[Saved data entries]
········
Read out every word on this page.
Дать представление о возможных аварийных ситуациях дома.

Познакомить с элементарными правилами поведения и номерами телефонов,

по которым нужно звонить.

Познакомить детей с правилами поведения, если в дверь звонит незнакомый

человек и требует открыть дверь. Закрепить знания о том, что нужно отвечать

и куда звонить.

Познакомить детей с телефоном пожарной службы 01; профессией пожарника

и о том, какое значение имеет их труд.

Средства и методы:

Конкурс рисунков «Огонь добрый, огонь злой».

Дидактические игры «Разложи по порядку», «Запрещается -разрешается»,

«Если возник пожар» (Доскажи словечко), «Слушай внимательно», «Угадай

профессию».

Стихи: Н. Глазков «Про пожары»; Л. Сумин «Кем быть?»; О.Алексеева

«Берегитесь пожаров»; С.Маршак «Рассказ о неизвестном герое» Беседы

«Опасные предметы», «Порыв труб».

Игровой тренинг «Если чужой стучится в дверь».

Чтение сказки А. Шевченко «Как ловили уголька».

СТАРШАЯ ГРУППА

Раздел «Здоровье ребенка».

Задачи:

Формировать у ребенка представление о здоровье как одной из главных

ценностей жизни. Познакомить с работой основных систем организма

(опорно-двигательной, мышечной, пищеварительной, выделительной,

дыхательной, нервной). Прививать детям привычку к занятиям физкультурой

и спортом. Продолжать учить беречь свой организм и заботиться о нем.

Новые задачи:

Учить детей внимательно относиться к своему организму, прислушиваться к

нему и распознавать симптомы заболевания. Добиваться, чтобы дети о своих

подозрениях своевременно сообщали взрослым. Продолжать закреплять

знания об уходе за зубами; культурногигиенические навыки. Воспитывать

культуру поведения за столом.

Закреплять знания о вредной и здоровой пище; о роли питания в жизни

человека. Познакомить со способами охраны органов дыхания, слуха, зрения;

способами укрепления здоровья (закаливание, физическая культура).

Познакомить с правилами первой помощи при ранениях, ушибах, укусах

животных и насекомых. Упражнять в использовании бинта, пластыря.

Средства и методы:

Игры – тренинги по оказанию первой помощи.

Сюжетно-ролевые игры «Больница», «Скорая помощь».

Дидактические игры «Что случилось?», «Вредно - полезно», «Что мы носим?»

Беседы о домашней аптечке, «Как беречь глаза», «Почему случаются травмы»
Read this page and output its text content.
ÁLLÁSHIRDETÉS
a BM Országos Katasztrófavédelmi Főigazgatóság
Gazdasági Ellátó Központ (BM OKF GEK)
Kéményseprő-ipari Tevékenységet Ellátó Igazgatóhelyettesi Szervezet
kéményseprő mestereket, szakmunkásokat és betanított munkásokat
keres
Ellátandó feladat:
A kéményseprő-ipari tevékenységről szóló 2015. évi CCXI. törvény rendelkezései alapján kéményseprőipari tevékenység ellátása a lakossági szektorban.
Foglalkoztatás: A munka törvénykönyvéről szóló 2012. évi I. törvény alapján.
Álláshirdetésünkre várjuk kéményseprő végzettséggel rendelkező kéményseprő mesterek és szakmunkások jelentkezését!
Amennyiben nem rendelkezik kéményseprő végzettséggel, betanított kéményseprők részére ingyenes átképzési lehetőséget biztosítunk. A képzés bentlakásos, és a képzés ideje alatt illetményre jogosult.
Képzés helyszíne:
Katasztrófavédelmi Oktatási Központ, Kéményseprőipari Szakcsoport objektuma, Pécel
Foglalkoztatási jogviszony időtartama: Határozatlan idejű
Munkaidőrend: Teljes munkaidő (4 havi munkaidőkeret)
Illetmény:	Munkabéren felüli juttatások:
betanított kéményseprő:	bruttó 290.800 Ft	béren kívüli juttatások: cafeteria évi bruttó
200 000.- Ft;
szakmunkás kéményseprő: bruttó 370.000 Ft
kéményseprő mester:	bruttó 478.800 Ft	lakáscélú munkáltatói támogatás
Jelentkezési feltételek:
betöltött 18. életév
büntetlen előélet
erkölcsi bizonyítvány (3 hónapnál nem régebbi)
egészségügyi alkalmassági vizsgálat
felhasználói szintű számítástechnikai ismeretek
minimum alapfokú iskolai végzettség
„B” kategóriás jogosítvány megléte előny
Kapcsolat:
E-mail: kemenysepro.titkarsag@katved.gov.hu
········
→ **Set task**
Write out the entries in full, exactly as given.

→ **The solution**
Read out every word on this page.
Дать представление о возможных аварийных ситуациях дома.

Познакомить с элементарными правилами поведения и номерами телефонов,

по которым нужно звонить.

Познакомить детей с правилами поведения, если в дверь звонит незнакомый

человек и требует открыть дверь. Закрепить знания о том, что нужно отвечать

и куда звонить.

Познакомить детей с телефоном пожарной службы 01; профессией пожарника

и о том, какое значение имеет их труд.

Средства и методы:

Конкурс рисунков «Огонь добрый, огонь злой».

Дидактические игры «Разложи по порядку», «Запрещается -разрешается»,

«Если возник пожар» (Доскажи словечко), «Слушай внимательно», «Угадай

профессию».

Стихи: Н. Глазков «Про пожары»; Л. Сумин «Кем быть?»; О.Алексеева

«Берегитесь пожаров»; С.Маршак «Рассказ о неизвестном герое» Беседы

«Опасные предметы», «Порыв труб».

Игровой тренинг «Если чужой стучится в дверь».

Чтение сказки А. Шевченко «Как ловили уголька».

СТАРШАЯ ГРУППА

Раздел «Здоровье ребенка».

Задачи:

Формировать у ребенка представление о здоровье как одной из главных

ценностей жизни. Познакомить с работой основных систем организма

(опорно-двигательной, мышечной, пищеварительной, выделительной,

дыхательной, нервной). Прививать детям привычку к занятиям физкультурой

и спортом. Продолжать учить беречь свой организм и заботиться о нем.

Новые задачи:

Учить детей внимательно относиться к своему организму, прислушиваться к

нему и распознавать симптомы заболевания. Добиваться, чтобы дети о своих

подозрениях своевременно сообщали взрослым. Продолжать закреплять

знания об уходе за зубами; культурногигиенические навыки. Воспитывать

культуру поведения за столом.

Закреплять знания о вредной и здоровой пище; о роли питания в жизни

человека. Познакомить со способами охраны органов дыхания, слуха, зрения;

способами укрепления здоровья (закаливание, физическая культура).

Познакомить с правилами первой помощи при ранениях, ушибах, укусах

животных и насекомых. Упражнять в использовании бинта, пластыря.

Средства и методы:

Игры – тренинги по оказанию первой помощи.

Сюжетно-ролевые игры «Больница», «Скорая помощь».

Дидактические игры «Что случилось?», «Вредно - полезно», «Что мы носим?»

Беседы о домашней аптечке, «Как беречь глаза», «Почему случаются травмы»
Read this page and output its text content.
ÁLLÁSHIRDETÉS
a BM Országos Katasztrófavédelmi Főigazgatóság
Gazdasági Ellátó Központ (BM OKF GEK)
Kéményseprő-ipari Tevékenységet Ellátó Igazgatóhelyettesi Szervezet
kéményseprő mestereket, szakmunkásokat és betanított munkásokat
keres
Ellátandó feladat:
A kéményseprő-ipari tevékenységről szóló 2015. évi CCXI. törvény rendelkezései alapján kéményseprőipari tevékenység ellátása a lakossági szektorban.
Foglalkoztatás: A munka törvénykönyvéről szóló 2012. évi I. törvény alapján.
Álláshirdetésünkre várjuk kéményseprő végzettséggel rendelkező kéményseprő mesterek és szakmunkások jelentkezését!
Amennyiben nem rendelkezik kéményseprő végzettséggel, betanított kéményseprők részére ingyenes átképzési lehetőséget biztosítunk. A képzés bentlakásos, és a képzés ideje alatt illetményre jogosult.
Képzés helyszíne:
Katasztrófavédelmi Oktatási Központ, Kéményseprőipari Szakcsoport objektuma, Pécel
Foglalkoztatási jogviszony időtartama: Határozatlan idejű
Munkaidőrend: Teljes munkaidő (4 havi munkaidőkeret)
Illetmény:	Munkabéren felüli juttatások:
betanított kéményseprő:	bruttó 290.800 Ft	béren kívüli juttatások: cafeteria évi bruttó
200 000.- Ft;
szakmunkás kéményseprő: bruttó 370.000 Ft
kéményseprő mester:	bruttó 478.800 Ft	lakáscélú munkáltatói támogatás
Jelentkezési feltételek:
betöltött 18. életév
büntetlen előélet
erkölcsi bizonyítvány (3 hónapnál nem régebbi)
egészségügyi alkalmassági vizsgálat
felhasználói szintű számítástechnikai ismeretek
minimum alapfokú iskolai végzettség
„B” kategóriás jogosítvány megléte előny
Kapcsolat:
E-mail: kemenysepro.titkarsag@katved.gov.hu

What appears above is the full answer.